• What the task asks
Print, exactly and completely, every entry in the data.
-- START OF Material for the task --
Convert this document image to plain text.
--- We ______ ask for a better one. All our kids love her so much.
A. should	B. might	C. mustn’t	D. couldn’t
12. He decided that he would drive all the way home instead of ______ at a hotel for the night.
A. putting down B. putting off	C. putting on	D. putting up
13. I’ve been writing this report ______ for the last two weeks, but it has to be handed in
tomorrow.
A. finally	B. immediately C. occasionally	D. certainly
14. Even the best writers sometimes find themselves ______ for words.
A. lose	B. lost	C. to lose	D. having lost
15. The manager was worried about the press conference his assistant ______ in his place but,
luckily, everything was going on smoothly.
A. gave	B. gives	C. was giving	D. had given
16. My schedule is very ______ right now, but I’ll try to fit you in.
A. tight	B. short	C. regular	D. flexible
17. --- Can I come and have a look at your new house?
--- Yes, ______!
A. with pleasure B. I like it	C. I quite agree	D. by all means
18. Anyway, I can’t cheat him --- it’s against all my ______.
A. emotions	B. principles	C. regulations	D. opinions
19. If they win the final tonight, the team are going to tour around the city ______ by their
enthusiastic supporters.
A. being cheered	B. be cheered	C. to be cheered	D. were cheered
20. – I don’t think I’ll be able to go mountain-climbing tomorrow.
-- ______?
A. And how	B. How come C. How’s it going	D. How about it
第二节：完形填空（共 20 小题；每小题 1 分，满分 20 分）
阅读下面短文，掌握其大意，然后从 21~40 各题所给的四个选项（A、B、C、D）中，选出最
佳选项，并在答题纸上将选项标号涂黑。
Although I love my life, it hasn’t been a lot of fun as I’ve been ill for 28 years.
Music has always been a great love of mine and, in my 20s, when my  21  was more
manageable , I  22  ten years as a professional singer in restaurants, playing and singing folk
-- END OF Material for the task --
• Exercise answer
Convert this document image to plain text.
--- We ______ ask for a better one. All our kids love her so much.
A. should	B. might	C. mustn’t	D. couldn’t
12. He decided that he would drive all the way home instead of ______ at a hotel for the night.
A. putting down B. putting off	C. putting on	D. putting up
13. I’ve been writing this report ______ for the last two weeks, but it has to be handed in
tomorrow.
A. finally	B. immediately C. occasionally	D. certainly
14. Even the best writers sometimes find themselves ______ for words.
A. lose	B. lost	C. to lose	D. having lost
15. The manager was worried about the press conference his assistant ______ in his place but,
luckily, everything was going on smoothly.
A. gave	B. gives	C. was giving	D. had given
16. My schedule is very ______ right now, but I’ll try to fit you in.
A. tight	B. short	C. regular	D. flexible
17. --- Can I come and have a look at your new house?
--- Yes, ______!
A. with pleasure B. I like it	C. I quite agree	D. by all means
18. Anyway, I can’t cheat him --- it’s against all my ______.
A. emotions	B. principles	C. regulations	D. opinions
19. If they win the final tonight, the team are going to tour around the city ______ by their
enthusiastic supporters.
A. being cheered	B. be cheered	C. to be cheered	D. were cheered
20. – I don’t think I’ll be able to go mountain-climbing tomorrow.
-- ______?
A. And how	B. How come C. How’s it going	D. How about it
第二节：完形填空（共 20 小题；每小题 1 分，满分 20 分）
阅读下面短文，掌握其大意，然后从 21~40 各题所给的四个选项（A、B、C、D）中，选出最
佳选项，并在答题纸上将选项标号涂黑。
Although I love my life, it hasn’t been a lot of fun as I’ve been ill for 28 years.
Music has always been a great love of mine and, in my 20s, when my  21  was more
manageable , I  22  ten years as a professional singer in restaurants, playing and singing folk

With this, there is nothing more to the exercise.